• WRITTEN REQUEST
State the number of lines that hold the string "Insulation", with nothing added.

[start of INFORMATION PROVIDED]

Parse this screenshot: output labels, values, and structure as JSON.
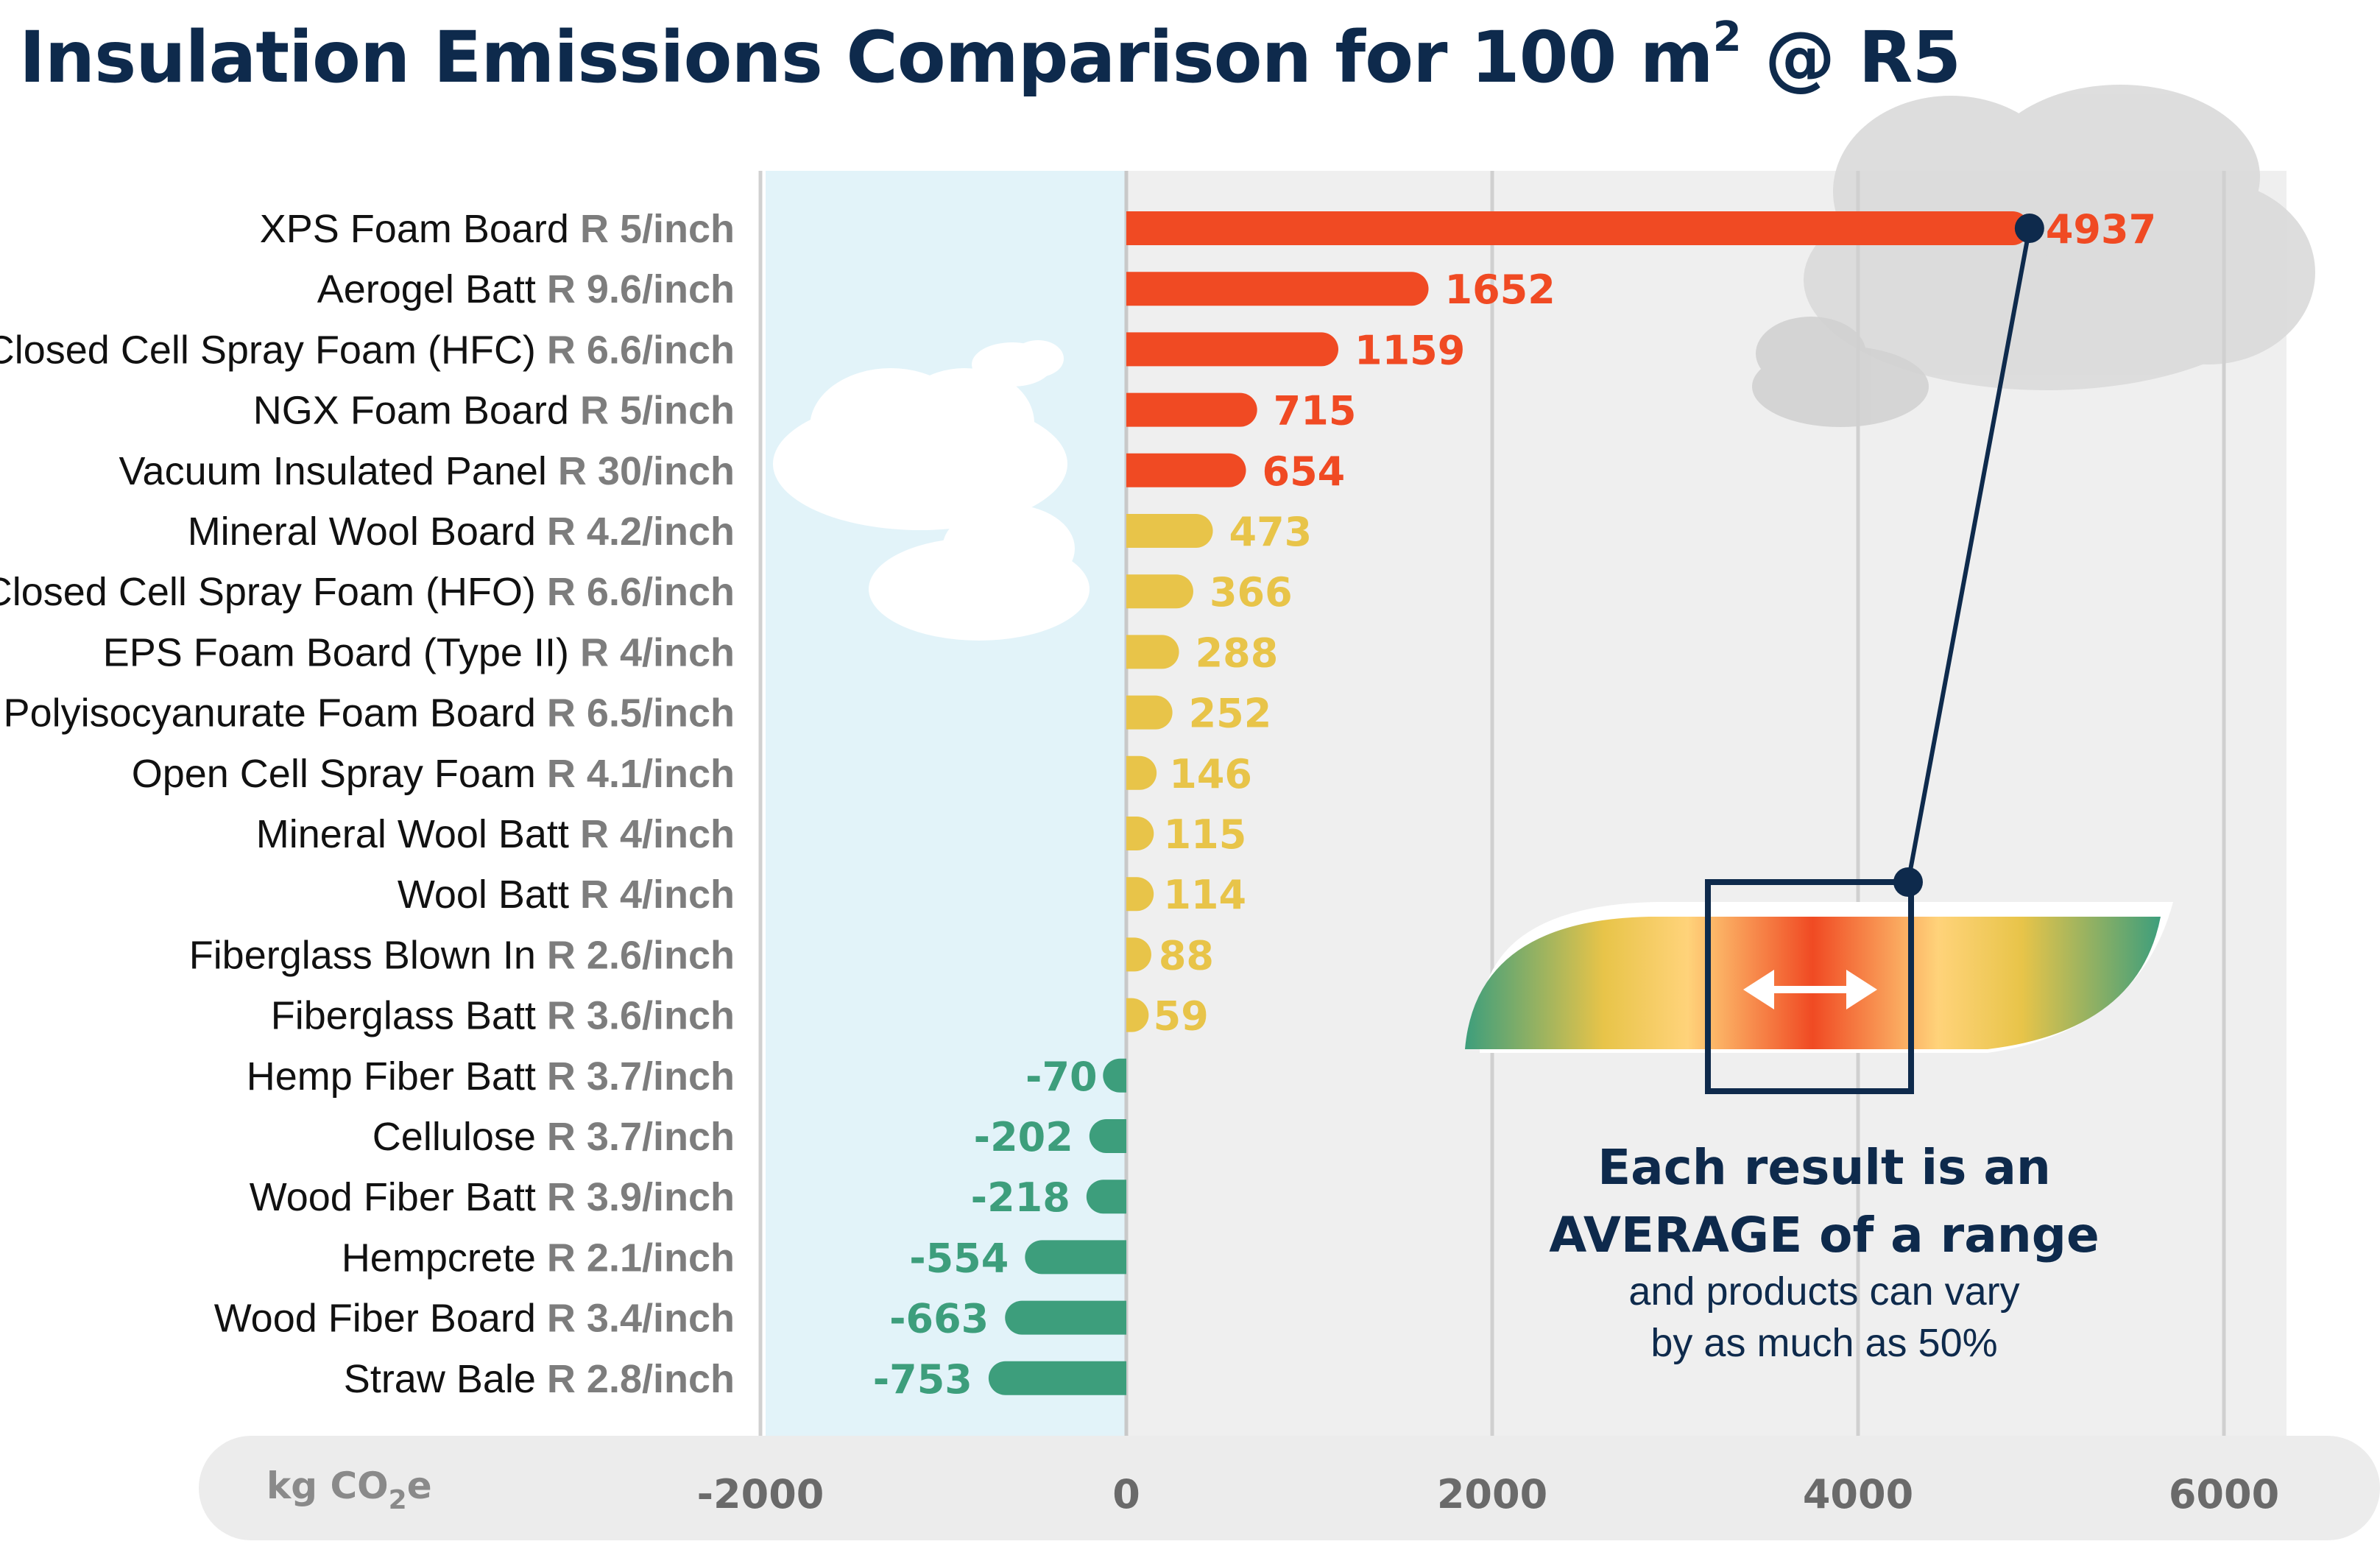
{
  "title": "Insulation Emissions Comparison for 100 m² @ R5",
  "title_parts": {
    "main": "Insulation Emissions Comparison for 100 m",
    "sup": "2",
    "tail": " @ R5"
  },
  "unit_label": {
    "main": "kg CO",
    "sub": "2",
    "tail": "e"
  },
  "annotation": {
    "line1": "Each result is an",
    "line2": "AVERAGE of a range",
    "line3": "and products can vary",
    "line4": "by as much as 50%"
  },
  "colors": {
    "high": "#f04a23",
    "medium": "#e8c449",
    "low": "#3d9e7c",
    "title": "#0e2a4c",
    "negative_zone": "#e2f3f9",
    "plot_background": "#efefef",
    "label_text": "#111111",
    "rvalue_text": "#7d7d7d",
    "axis_band": "#ececec",
    "connector": "#0e2a4c"
  },
  "chart_data": {
    "type": "bar",
    "orientation": "horizontal",
    "x_unit": "kg CO2e",
    "xlim": [
      -2000,
      6000
    ],
    "x_ticks": [
      -2000,
      0,
      2000,
      4000,
      6000
    ],
    "grid": true,
    "categories": [
      {
        "name": "XPS Foam Board",
        "rvalue": "R 5/inch",
        "value": 4937,
        "label": "4937",
        "level": "high"
      },
      {
        "name": "Aerogel Batt",
        "rvalue": "R 9.6/inch",
        "value": 1652,
        "label": "1652",
        "level": "high"
      },
      {
        "name": "Closed Cell Spray Foam (HFC)",
        "rvalue": "R 6.6/inch",
        "value": 1159,
        "label": "1159",
        "level": "high"
      },
      {
        "name": "NGX Foam Board",
        "rvalue": "R 5/inch",
        "value": 715,
        "label": "715",
        "level": "high"
      },
      {
        "name": "Vacuum Insulated Panel",
        "rvalue": "R 30/inch",
        "value": 654,
        "label": "654",
        "level": "high"
      },
      {
        "name": "Mineral Wool Board",
        "rvalue": "R 4.2/inch",
        "value": 473,
        "label": "473",
        "level": "medium"
      },
      {
        "name": "Closed Cell Spray Foam (HFO)",
        "rvalue": "R 6.6/inch",
        "value": 366,
        "label": "366",
        "level": "medium"
      },
      {
        "name": "EPS Foam Board (Type II)",
        "rvalue": "R 4/inch",
        "value": 288,
        "label": "288",
        "level": "medium"
      },
      {
        "name": "Polyisocyanurate Foam Board",
        "rvalue": "R 6.5/inch",
        "value": 252,
        "label": "252",
        "level": "medium"
      },
      {
        "name": "Open Cell Spray Foam",
        "rvalue": "R 4.1/inch",
        "value": 146,
        "label": "146",
        "level": "medium"
      },
      {
        "name": "Mineral Wool Batt",
        "rvalue": "R 4/inch",
        "value": 115,
        "label": "115",
        "level": "medium"
      },
      {
        "name": "Wool Batt",
        "rvalue": "R 4/inch",
        "value": 114,
        "label": "114",
        "level": "medium"
      },
      {
        "name": "Fiberglass Blown In",
        "rvalue": "R 2.6/inch",
        "value": 88,
        "label": "88",
        "level": "medium"
      },
      {
        "name": "Fiberglass Batt",
        "rvalue": "R 3.6/inch",
        "value": 59,
        "label": "59",
        "level": "medium"
      },
      {
        "name": "Hemp Fiber Batt",
        "rvalue": "R 3.7/inch",
        "value": -70,
        "label": "-70",
        "level": "low"
      },
      {
        "name": "Cellulose",
        "rvalue": "R 3.7/inch",
        "value": -202,
        "label": "-202",
        "level": "low"
      },
      {
        "name": "Wood Fiber Batt",
        "rvalue": "R 3.9/inch",
        "value": -218,
        "label": "-218",
        "level": "low"
      },
      {
        "name": "Hempcrete",
        "rvalue": "R 2.1/inch",
        "value": -554,
        "label": "-554",
        "level": "low"
      },
      {
        "name": "Wood Fiber Board",
        "rvalue": "R 3.4/inch",
        "value": -663,
        "label": "-663",
        "level": "low"
      },
      {
        "name": "Straw Bale",
        "rvalue": "R 2.8/inch",
        "value": -753,
        "label": "-753",
        "level": "low"
      }
    ]
  }
}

[end of INFORMATION PROVIDED]

• COMPLETE ANSWER
2